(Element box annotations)
<<<<

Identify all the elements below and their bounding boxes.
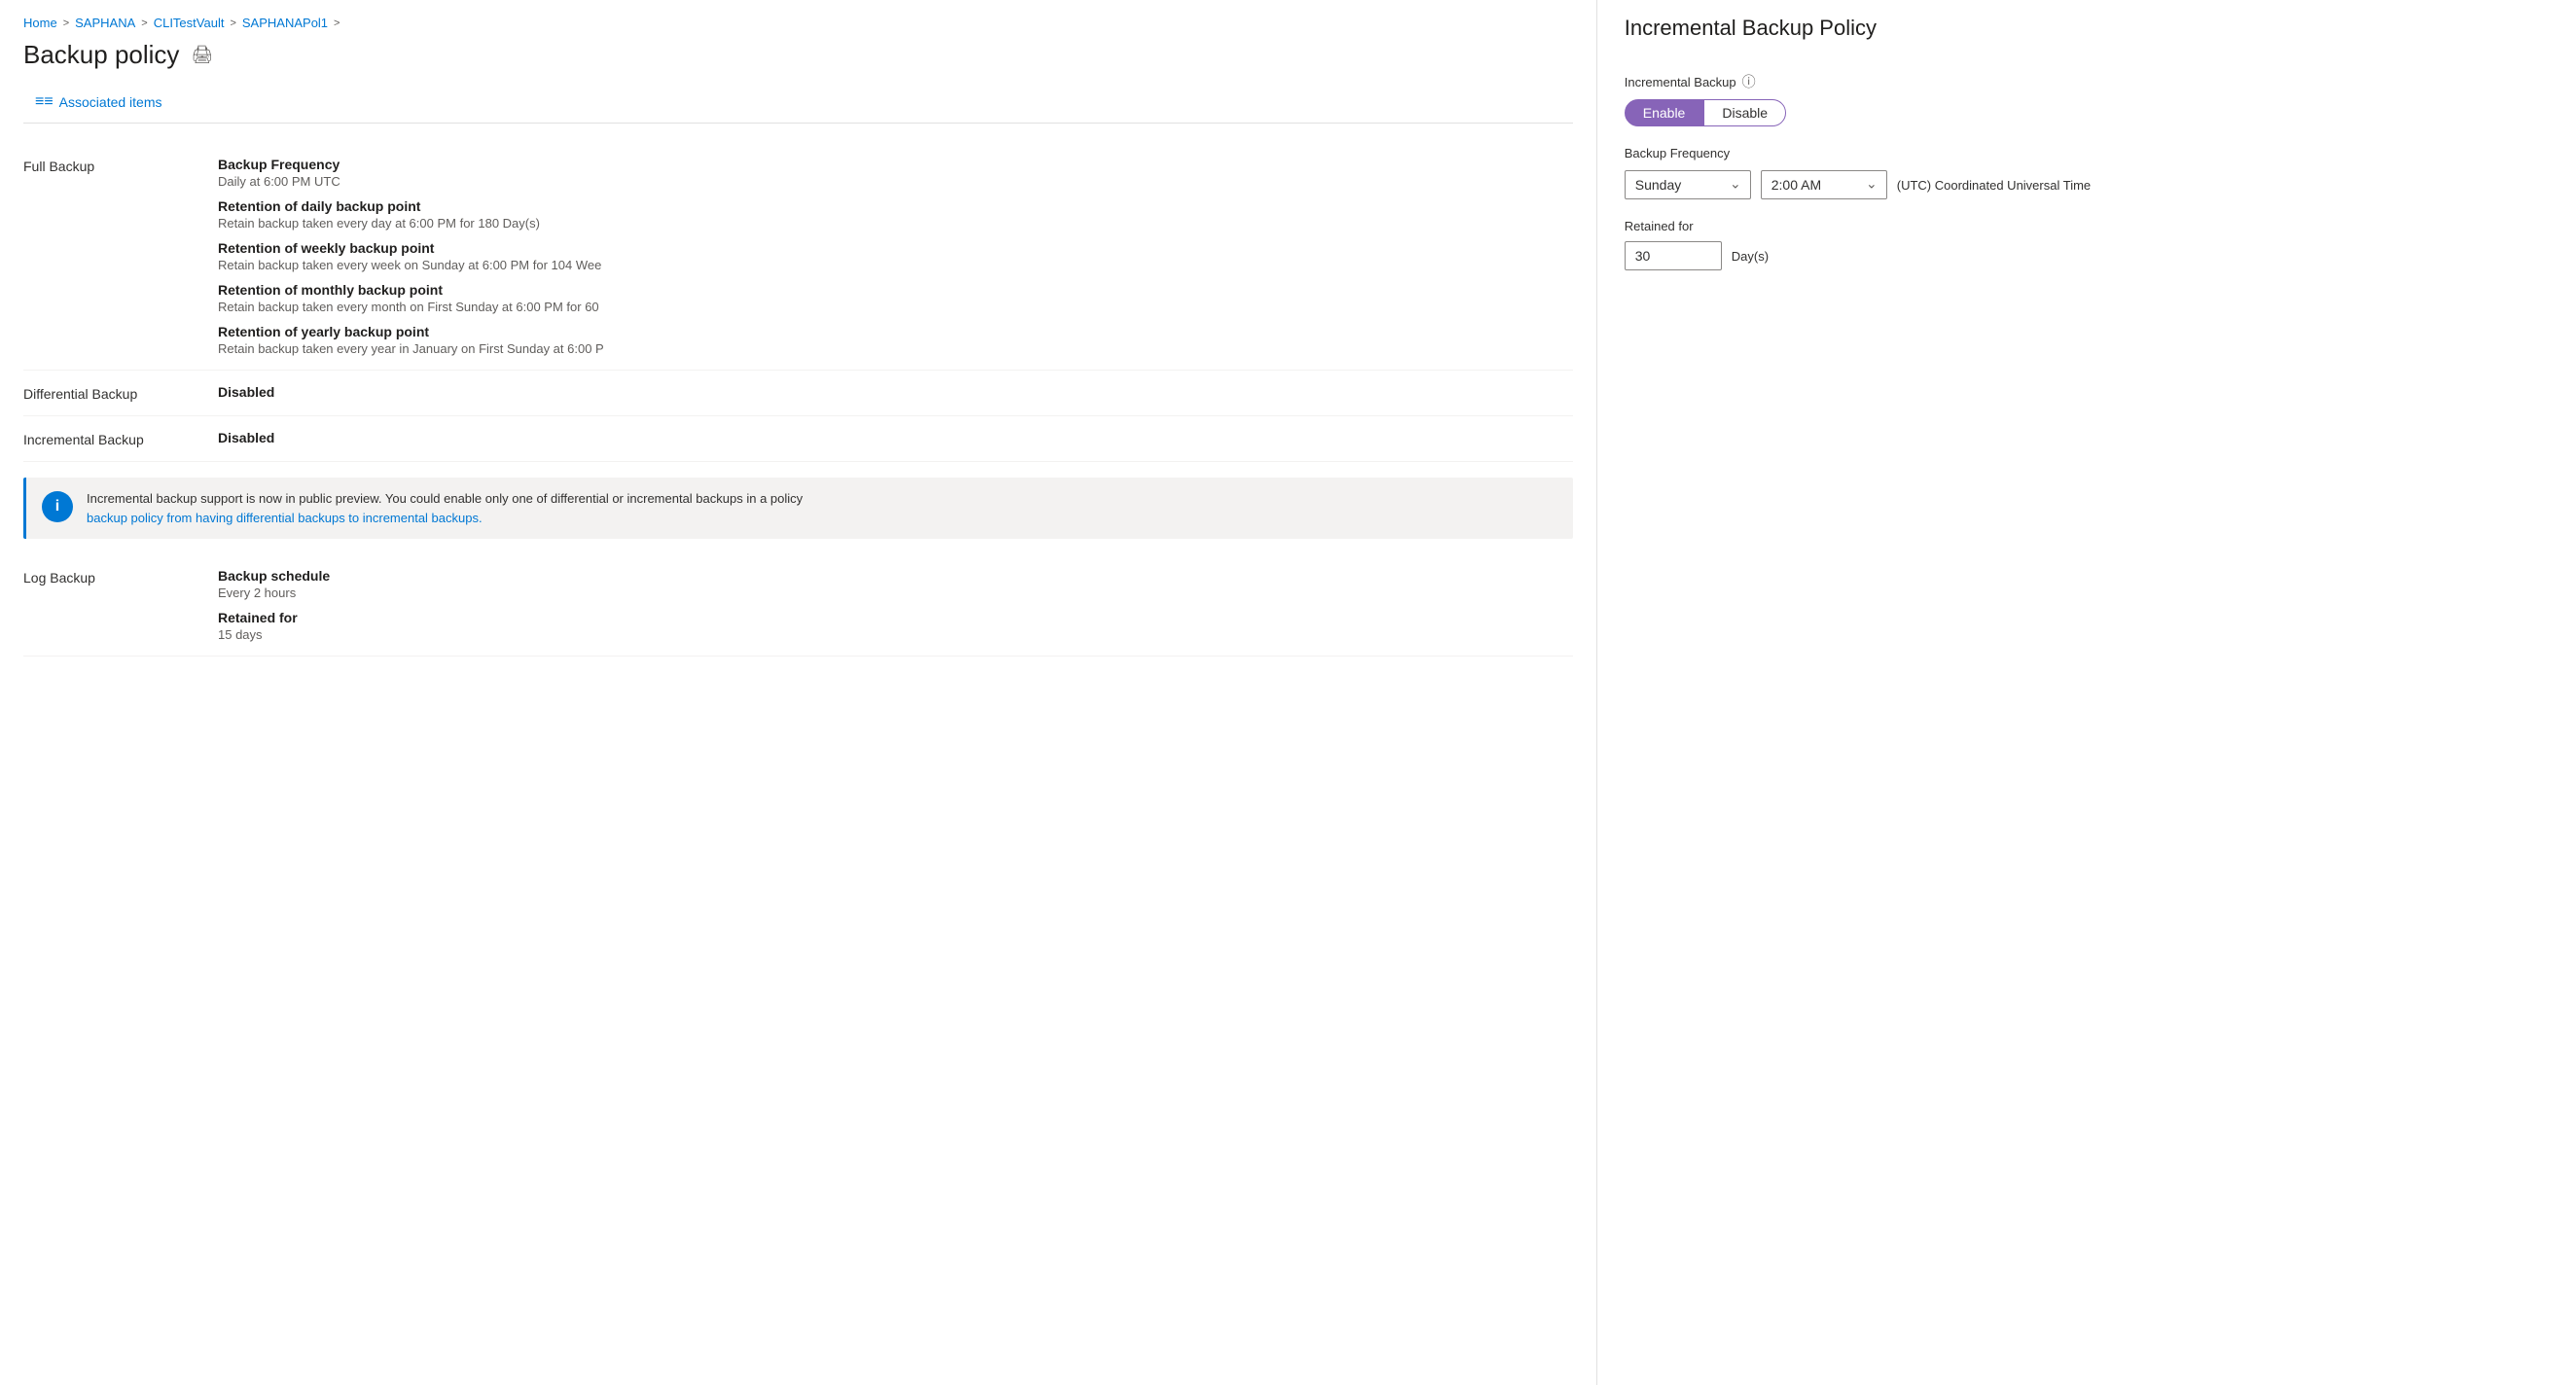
- enable-toggle-button[interactable]: Enable: [1625, 99, 1704, 126]
- breadcrumb-sep-3: >: [230, 18, 235, 29]
- full-backup-freq-desc: Daily at 6:00 PM UTC: [218, 174, 1573, 189]
- full-backup-yearly-desc: Retain backup taken every year in Januar…: [218, 341, 1573, 356]
- info-banner-main-text: Incremental backup support is now in pub…: [87, 491, 803, 506]
- log-backup-retained-title: Retained for: [218, 610, 1573, 625]
- info-banner-link[interactable]: backup policy from having differential b…: [87, 511, 483, 525]
- breadcrumb-sep-2: >: [141, 18, 147, 29]
- retained-for-label: Retained for: [1625, 219, 1694, 233]
- day-dropdown[interactable]: Sunday Monday Tuesday Wednesday Thursday…: [1625, 170, 1751, 199]
- full-backup-label: Full Backup: [23, 157, 218, 356]
- log-backup-section: Log Backup Backup schedule Every 2 hours…: [23, 554, 1573, 657]
- full-backup-yearly-title: Retention of yearly backup point: [218, 324, 1573, 339]
- breadcrumb-saphana[interactable]: SAPHANA: [75, 16, 135, 30]
- print-icon[interactable]: 🖨: [191, 45, 213, 65]
- associated-items-icon: ≡≡: [35, 93, 54, 111]
- left-panel: Home > SAPHANA > CLITestVault > SAPHANAP…: [0, 0, 1597, 1385]
- tab-associated-items-label: Associated items: [59, 94, 162, 110]
- right-panel: Incremental Backup Policy Incremental Ba…: [1597, 0, 2576, 1385]
- full-backup-weekly-title: Retention of weekly backup point: [218, 240, 1573, 256]
- full-backup-content: Backup Frequency Daily at 6:00 PM UTC Re…: [218, 157, 1573, 356]
- toggle-group: Enable Disable: [1625, 99, 2549, 126]
- incremental-backup-toggle-label: Incremental Backup: [1625, 75, 1736, 89]
- right-panel-title: Incremental Backup Policy: [1625, 16, 2549, 53]
- disable-toggle-button[interactable]: Disable: [1703, 99, 1786, 126]
- time-select-wrapper: 12:00 AM 1:00 AM 2:00 AM 3:00 AM 4:00 AM…: [1761, 170, 1887, 199]
- log-backup-schedule-desc: Every 2 hours: [218, 586, 1573, 600]
- incremental-backup-info-icon[interactable]: ⓘ: [1742, 72, 1756, 91]
- retained-row: Day(s): [1625, 241, 2549, 270]
- tabs-bar: ≡≡ Associated items: [23, 86, 1573, 124]
- breadcrumb-saphanapol1[interactable]: SAPHANAPol1: [242, 16, 328, 30]
- frequency-dropdowns-row: Sunday Monday Tuesday Wednesday Thursday…: [1625, 170, 2549, 199]
- breadcrumb: Home > SAPHANA > CLITestVault > SAPHANAP…: [23, 16, 1573, 30]
- full-backup-monthly-title: Retention of monthly backup point: [218, 282, 1573, 298]
- differential-backup-section: Differential Backup Disabled: [23, 371, 1573, 416]
- info-banner: i Incremental backup support is now in p…: [23, 478, 1573, 539]
- info-banner-text: Incremental backup support is now in pub…: [87, 489, 803, 527]
- tab-associated-items[interactable]: ≡≡ Associated items: [23, 86, 174, 123]
- log-backup-label: Log Backup: [23, 568, 218, 642]
- incremental-disabled-text: Disabled: [218, 430, 1573, 445]
- full-backup-monthly-desc: Retain backup taken every month on First…: [218, 300, 1573, 314]
- full-backup-weekly-desc: Retain backup taken every week on Sunday…: [218, 258, 1573, 272]
- timezone-label: (UTC) Coordinated Universal Time: [1897, 178, 2091, 193]
- breadcrumb-sep-1: >: [63, 18, 69, 29]
- page-title-row: Backup policy 🖨: [23, 40, 1573, 70]
- info-circle-icon: i: [42, 491, 73, 522]
- backup-frequency-label: Backup Frequency: [1625, 146, 2549, 160]
- incremental-backup-label: Incremental Backup: [23, 430, 218, 447]
- page-title: Backup policy: [23, 40, 179, 70]
- differential-disabled-text: Disabled: [218, 384, 1573, 400]
- breadcrumb-sep-4: >: [334, 18, 340, 29]
- breadcrumb-home[interactable]: Home: [23, 16, 57, 30]
- days-label: Day(s): [1732, 249, 1769, 264]
- time-dropdown[interactable]: 12:00 AM 1:00 AM 2:00 AM 3:00 AM 4:00 AM…: [1761, 170, 1887, 199]
- day-select-wrapper: Sunday Monday Tuesday Wednesday Thursday…: [1625, 170, 1751, 199]
- differential-backup-label: Differential Backup: [23, 384, 218, 402]
- retained-days-input[interactable]: [1625, 241, 1722, 270]
- full-backup-freq-title: Backup Frequency: [218, 157, 1573, 172]
- full-backup-daily-title: Retention of daily backup point: [218, 198, 1573, 214]
- breadcrumb-clitestvault[interactable]: CLITestVault: [154, 16, 225, 30]
- retained-for-field-label: Retained for: [1625, 219, 2549, 233]
- full-backup-daily-desc: Retain backup taken every day at 6:00 PM…: [218, 216, 1573, 231]
- incremental-backup-content: Disabled: [218, 430, 1573, 447]
- full-backup-section: Full Backup Backup Frequency Daily at 6:…: [23, 143, 1573, 371]
- differential-backup-content: Disabled: [218, 384, 1573, 402]
- incremental-backup-section: Incremental Backup Disabled: [23, 416, 1573, 462]
- incremental-backup-field-label: Incremental Backup ⓘ: [1625, 72, 2549, 91]
- log-backup-content: Backup schedule Every 2 hours Retained f…: [218, 568, 1573, 642]
- log-backup-schedule-title: Backup schedule: [218, 568, 1573, 584]
- log-backup-retained-desc: 15 days: [218, 627, 1573, 642]
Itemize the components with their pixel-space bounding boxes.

>>>>

Directions for this task:
Rewrite every row with "bounding boxes" changed to "bounding rectangles" and everything else unchanged. Omit the pictures from your answer.

Complete output:
Identify all the elements below and their bounding rectangles.
- enable-toggle-button[interactable]: Enable: [1625, 99, 1704, 126]
- breadcrumb-sep-3: >: [230, 18, 235, 29]
- full-backup-freq-desc: Daily at 6:00 PM UTC: [218, 174, 1573, 189]
- full-backup-yearly-desc: Retain backup taken every year in Januar…: [218, 341, 1573, 356]
- info-banner-main-text: Incremental backup support is now in pub…: [87, 491, 803, 506]
- log-backup-retained-title: Retained for: [218, 610, 1573, 625]
- info-banner-link[interactable]: backup policy from having differential b…: [87, 511, 483, 525]
- breadcrumb-sep-2: >: [141, 18, 147, 29]
- retained-for-label: Retained for: [1625, 219, 1694, 233]
- day-dropdown[interactable]: Sunday Monday Tuesday Wednesday Thursday…: [1625, 170, 1751, 199]
- full-backup-label: Full Backup: [23, 157, 218, 356]
- log-backup-section: Log Backup Backup schedule Every 2 hours…: [23, 554, 1573, 657]
- full-backup-yearly-title: Retention of yearly backup point: [218, 324, 1573, 339]
- breadcrumb-saphana[interactable]: SAPHANA: [75, 16, 135, 30]
- print-icon[interactable]: 🖨: [191, 45, 213, 65]
- associated-items-icon: ≡≡: [35, 93, 54, 111]
- left-panel: Home > SAPHANA > CLITestVault > SAPHANAP…: [0, 0, 1597, 1385]
- tab-associated-items-label: Associated items: [59, 94, 162, 110]
- right-panel: Incremental Backup Policy Incremental Ba…: [1597, 0, 2576, 1385]
- full-backup-weekly-title: Retention of weekly backup point: [218, 240, 1573, 256]
- full-backup-content: Backup Frequency Daily at 6:00 PM UTC Re…: [218, 157, 1573, 356]
- toggle-group: Enable Disable: [1625, 99, 2549, 126]
- incremental-backup-toggle-label: Incremental Backup: [1625, 75, 1736, 89]
- right-panel-title: Incremental Backup Policy: [1625, 16, 2549, 53]
- disable-toggle-button[interactable]: Disable: [1703, 99, 1786, 126]
- time-select-wrapper: 12:00 AM 1:00 AM 2:00 AM 3:00 AM 4:00 AM…: [1761, 170, 1887, 199]
- log-backup-schedule-desc: Every 2 hours: [218, 586, 1573, 600]
- incremental-backup-info-icon[interactable]: ⓘ: [1742, 72, 1756, 91]
- retained-row: Day(s): [1625, 241, 2549, 270]
- tabs-bar: ≡≡ Associated items: [23, 86, 1573, 124]
- breadcrumb-saphanapol1[interactable]: SAPHANAPol1: [242, 16, 328, 30]
- frequency-dropdowns-row: Sunday Monday Tuesday Wednesday Thursday…: [1625, 170, 2549, 199]
- breadcrumb: Home > SAPHANA > CLITestVault > SAPHANAP…: [23, 16, 1573, 30]
- full-backup-monthly-title: Retention of monthly backup point: [218, 282, 1573, 298]
- differential-backup-section: Differential Backup Disabled: [23, 371, 1573, 416]
- info-banner: i Incremental backup support is now in p…: [23, 478, 1573, 539]
- info-banner-text: Incremental backup support is now in pub…: [87, 489, 803, 527]
- tab-associated-items[interactable]: ≡≡ Associated items: [23, 86, 174, 123]
- log-backup-label: Log Backup: [23, 568, 218, 642]
- incremental-disabled-text: Disabled: [218, 430, 1573, 445]
- full-backup-monthly-desc: Retain backup taken every month on First…: [218, 300, 1573, 314]
- full-backup-weekly-desc: Retain backup taken every week on Sunday…: [218, 258, 1573, 272]
- timezone-label: (UTC) Coordinated Universal Time: [1897, 178, 2091, 193]
- breadcrumb-sep-1: >: [63, 18, 69, 29]
- page-title-row: Backup policy 🖨: [23, 40, 1573, 70]
- info-circle-icon: i: [42, 491, 73, 522]
- backup-frequency-label: Backup Frequency: [1625, 146, 2549, 160]
- incremental-backup-label: Incremental Backup: [23, 430, 218, 447]
- page-title: Backup policy: [23, 40, 179, 70]
- differential-disabled-text: Disabled: [218, 384, 1573, 400]
- breadcrumb-sep-4: >: [334, 18, 340, 29]
- breadcrumb-home[interactable]: Home: [23, 16, 57, 30]
- days-label: Day(s): [1732, 249, 1769, 264]
- time-dropdown[interactable]: 12:00 AM 1:00 AM 2:00 AM 3:00 AM 4:00 AM…: [1761, 170, 1887, 199]
- day-select-wrapper: Sunday Monday Tuesday Wednesday Thursday…: [1625, 170, 1751, 199]
- differential-backup-label: Differential Backup: [23, 384, 218, 402]
- retained-days-input[interactable]: [1625, 241, 1722, 270]
- full-backup-freq-title: Backup Frequency: [218, 157, 1573, 172]
- full-backup-daily-title: Retention of daily backup point: [218, 198, 1573, 214]
- breadcrumb-clitestvault[interactable]: CLITestVault: [154, 16, 225, 30]
- retained-for-field-label: Retained for: [1625, 219, 2549, 233]
- full-backup-daily-desc: Retain backup taken every day at 6:00 PM…: [218, 216, 1573, 231]
- incremental-backup-content: Disabled: [218, 430, 1573, 447]
- full-backup-section: Full Backup Backup Frequency Daily at 6:…: [23, 143, 1573, 371]
- differential-backup-content: Disabled: [218, 384, 1573, 402]
- incremental-backup-section: Incremental Backup Disabled: [23, 416, 1573, 462]
- incremental-backup-field-label: Incremental Backup ⓘ: [1625, 72, 2549, 91]
- log-backup-content: Backup schedule Every 2 hours Retained f…: [218, 568, 1573, 642]
- log-backup-schedule-title: Backup schedule: [218, 568, 1573, 584]
- log-backup-retained-desc: 15 days: [218, 627, 1573, 642]
Itemize the components with their pixel-space bounding rectangles.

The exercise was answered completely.